America’s twentysomething college graduates are moving back in with their parents in staggering numbers because they cannot otherwise afford the high payments on their student loans.
Almost half of America’s recent college graduates admit that they moved in with their parents for some period of time after getting their diplomas. Also, 26 percent of America’s current college students say their next big step in life after graduation will likely be to return home to their teenage bedrooms — or perhaps a room in the basement.
The data comes from a new survey by the brokerage firm TD Ameritrade, according to USA Today.
Graduates with student loan debt often feel forced to put off buying homes, getting married and saving for retirement because of their monthly loan payments.
Members of America’s millennial generation say they don’t think they’ll be rid of their student loans until they reach the age of 35, according to the TD Ameritrade survey.
Millennials, if you are not up on your demographic jargon, are the cohort of young people born in the last 20 years or so of the 20th century. (RELATED: Their Unrealistic Expectations Crushed At Last, Wealthy Millennials Now Shop At Dollar Stores)
The students and recent graduates who participated in the survey range in age from 20 to 26.
A majority said they would feel embarrassed if they were still living at home at age 28. However, about 40 percent said they have no problem sponging off mom and dad until they are well into their thirties.
Nearly a third of the students surveyed say they owe at least $10,000 in student loans. Some say they are up to their eyeballs in as much as $50,000 of debt. (Guy With USELESS Degree From $62,965-A-Year College Is REALLY SAD About His Student Loans, You Guys)
The average debt level for currently enrolled students in the TD Ameritrade survey is $11,475.
America’s accumulated student loan (which includes graduate and professional schools) has now reached a crushing total of $1.3 trillion. Over 44 million borrowers owe this collective amount. A typical student in the graduating college class of 2016 left campus with a diploma and a student loan debt of $37,172, according to Forbes.
To put this $1.3 trillion figure in perspective, it is more than the annual gross domestic products of Sweden, Greece, Chile and Israel — combined.
“Today’s college grads are clearly under financial strain due to escalating tuition and stagnant wages,” TD Ameritrade chief strategist JJ Kinahan told USA Today.

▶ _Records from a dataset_

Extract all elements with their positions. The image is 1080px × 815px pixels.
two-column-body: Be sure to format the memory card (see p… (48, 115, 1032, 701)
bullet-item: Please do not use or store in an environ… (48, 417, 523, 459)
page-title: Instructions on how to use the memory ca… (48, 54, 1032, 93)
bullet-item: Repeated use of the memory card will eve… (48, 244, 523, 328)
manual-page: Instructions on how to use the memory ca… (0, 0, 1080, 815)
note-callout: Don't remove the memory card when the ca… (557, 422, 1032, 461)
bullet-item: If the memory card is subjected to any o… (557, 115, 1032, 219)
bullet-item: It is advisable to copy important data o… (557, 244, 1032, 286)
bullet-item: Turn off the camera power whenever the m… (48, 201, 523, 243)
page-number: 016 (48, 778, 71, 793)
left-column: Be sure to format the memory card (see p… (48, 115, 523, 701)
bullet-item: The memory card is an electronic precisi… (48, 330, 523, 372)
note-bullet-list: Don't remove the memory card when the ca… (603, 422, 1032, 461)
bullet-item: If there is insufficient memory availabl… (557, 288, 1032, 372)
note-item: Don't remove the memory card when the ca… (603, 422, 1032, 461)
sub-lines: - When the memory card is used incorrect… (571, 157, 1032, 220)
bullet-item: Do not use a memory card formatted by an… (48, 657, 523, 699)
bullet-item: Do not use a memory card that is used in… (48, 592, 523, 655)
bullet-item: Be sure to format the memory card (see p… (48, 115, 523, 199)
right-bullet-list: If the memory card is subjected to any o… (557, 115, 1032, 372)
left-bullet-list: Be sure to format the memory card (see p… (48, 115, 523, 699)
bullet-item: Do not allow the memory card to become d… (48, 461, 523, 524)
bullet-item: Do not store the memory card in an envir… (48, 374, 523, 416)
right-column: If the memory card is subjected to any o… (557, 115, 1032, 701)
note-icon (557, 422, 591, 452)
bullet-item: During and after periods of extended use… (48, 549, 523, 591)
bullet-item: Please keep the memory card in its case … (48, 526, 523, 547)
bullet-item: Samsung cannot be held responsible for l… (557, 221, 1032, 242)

▶ _Task set_
(a) According to the article on graduates and student loans, what is the average debt level for currently enrolled students in the TD Ameritrade survey?
(b) Copy the article on graduates and student loans word for word from "America’s twentysomething college" to "to USA Today.".

▶ _Task responses_
(a) $11,475.

(b)
America’s twentysomething college graduates are moving back in with their parents in staggering numbers because they cannot otherwise afford the high payments on their student loans.
Almost half of America’s recent college graduates admit that they moved in with their parents for some period of time after getting their diplomas. Also, 26 percent of America’s current college students say their next big step in life after graduation will likely be to return home to their teenage bedrooms — or perhaps a room in the basement.
The data comes from a new survey by the brokerage firm TD Ameritrade, according to USA Today.